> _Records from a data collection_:
__________
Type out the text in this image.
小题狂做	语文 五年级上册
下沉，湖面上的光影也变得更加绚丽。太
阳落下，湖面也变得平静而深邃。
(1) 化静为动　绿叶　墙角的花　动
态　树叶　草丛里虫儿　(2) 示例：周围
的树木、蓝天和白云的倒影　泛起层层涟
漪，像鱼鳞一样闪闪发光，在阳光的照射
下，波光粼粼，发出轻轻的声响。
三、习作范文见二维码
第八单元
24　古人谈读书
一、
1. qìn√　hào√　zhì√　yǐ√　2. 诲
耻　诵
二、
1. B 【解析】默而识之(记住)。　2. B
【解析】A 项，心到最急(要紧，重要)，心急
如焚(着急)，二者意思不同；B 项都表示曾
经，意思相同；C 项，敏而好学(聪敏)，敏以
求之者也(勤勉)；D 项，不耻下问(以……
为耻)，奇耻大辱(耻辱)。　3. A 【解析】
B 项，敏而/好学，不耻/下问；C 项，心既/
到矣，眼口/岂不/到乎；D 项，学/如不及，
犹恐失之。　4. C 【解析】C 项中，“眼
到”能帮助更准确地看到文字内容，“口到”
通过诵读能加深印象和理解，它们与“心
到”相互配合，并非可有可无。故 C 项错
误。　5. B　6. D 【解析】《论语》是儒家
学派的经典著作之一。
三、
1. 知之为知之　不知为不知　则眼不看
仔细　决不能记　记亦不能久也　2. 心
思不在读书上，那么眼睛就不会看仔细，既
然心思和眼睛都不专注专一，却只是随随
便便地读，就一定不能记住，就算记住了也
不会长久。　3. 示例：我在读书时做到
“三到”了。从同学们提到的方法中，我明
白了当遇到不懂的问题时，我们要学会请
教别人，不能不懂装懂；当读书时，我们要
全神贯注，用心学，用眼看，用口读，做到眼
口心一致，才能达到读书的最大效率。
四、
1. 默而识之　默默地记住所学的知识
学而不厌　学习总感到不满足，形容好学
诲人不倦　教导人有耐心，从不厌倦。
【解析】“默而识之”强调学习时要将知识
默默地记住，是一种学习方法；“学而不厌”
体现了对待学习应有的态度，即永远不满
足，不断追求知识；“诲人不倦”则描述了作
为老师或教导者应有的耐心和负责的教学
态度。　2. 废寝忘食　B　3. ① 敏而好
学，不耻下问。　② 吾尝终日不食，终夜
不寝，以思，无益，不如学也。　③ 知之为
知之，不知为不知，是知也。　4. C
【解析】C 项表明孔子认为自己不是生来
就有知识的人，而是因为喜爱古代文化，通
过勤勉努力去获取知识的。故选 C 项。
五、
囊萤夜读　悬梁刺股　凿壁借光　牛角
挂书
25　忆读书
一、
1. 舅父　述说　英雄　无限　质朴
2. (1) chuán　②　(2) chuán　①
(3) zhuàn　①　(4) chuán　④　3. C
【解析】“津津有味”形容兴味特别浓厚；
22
__________
> _WHAT THE TASK ASKS_: Write the listing out again, exactly as it reads.

> _ANSWER FOR THIS EXERCISE_:
Type out the text in this image.
小题狂做	语文 五年级上册
下沉，湖面上的光影也变得更加绚丽。太
阳落下，湖面也变得平静而深邃。
(1) 化静为动　绿叶　墙角的花　动
态　树叶　草丛里虫儿　(2) 示例：周围
的树木、蓝天和白云的倒影　泛起层层涟
漪，像鱼鳞一样闪闪发光，在阳光的照射
下，波光粼粼，发出轻轻的声响。
三、习作范文见二维码
第八单元
24　古人谈读书
一、
1. qìn√　hào√　zhì√　yǐ√　2. 诲
耻　诵
二、
1. B 【解析】默而识之(记住)。　2. B
【解析】A 项，心到最急(要紧，重要)，心急
如焚(着急)，二者意思不同；B 项都表示曾
经，意思相同；C 项，敏而好学(聪敏)，敏以
求之者也(勤勉)；D 项，不耻下问(以……
为耻)，奇耻大辱(耻辱)。　3. A 【解析】
B 项，敏而/好学，不耻/下问；C 项，心既/
到矣，眼口/岂不/到乎；D 项，学/如不及，
犹恐失之。　4. C 【解析】C 项中，“眼
到”能帮助更准确地看到文字内容，“口到”
通过诵读能加深印象和理解，它们与“心
到”相互配合，并非可有可无。故 C 项错
误。　5. B　6. D 【解析】《论语》是儒家
学派的经典著作之一。
三、
1. 知之为知之　不知为不知　则眼不看
仔细　决不能记　记亦不能久也　2. 心
思不在读书上，那么眼睛就不会看仔细，既
然心思和眼睛都不专注专一，却只是随随
便便地读，就一定不能记住，就算记住了也
不会长久。　3. 示例：我在读书时做到
“三到”了。从同学们提到的方法中，我明
白了当遇到不懂的问题时，我们要学会请
教别人，不能不懂装懂；当读书时，我们要
全神贯注，用心学，用眼看，用口读，做到眼
口心一致，才能达到读书的最大效率。
四、
1. 默而识之　默默地记住所学的知识
学而不厌　学习总感到不满足，形容好学
诲人不倦　教导人有耐心，从不厌倦。
【解析】“默而识之”强调学习时要将知识
默默地记住，是一种学习方法；“学而不厌”
体现了对待学习应有的态度，即永远不满
足，不断追求知识；“诲人不倦”则描述了作
为老师或教导者应有的耐心和负责的教学
态度。　2. 废寝忘食　B　3. ① 敏而好
学，不耻下问。　② 吾尝终日不食，终夜
不寝，以思，无益，不如学也。　③ 知之为
知之，不知为不知，是知也。　4. C
【解析】C 项表明孔子认为自己不是生来
就有知识的人，而是因为喜爱古代文化，通
过勤勉努力去获取知识的。故选 C 项。
五、
囊萤夜读　悬梁刺股　凿壁借光　牛角
挂书
25　忆读书
一、
1. 舅父　述说　英雄　无限　质朴
2. (1) chuán　②　(2) chuán　①
(3) zhuàn　①　(4) chuán　④　3. C
【解析】“津津有味”形容兴味特别浓厚；
22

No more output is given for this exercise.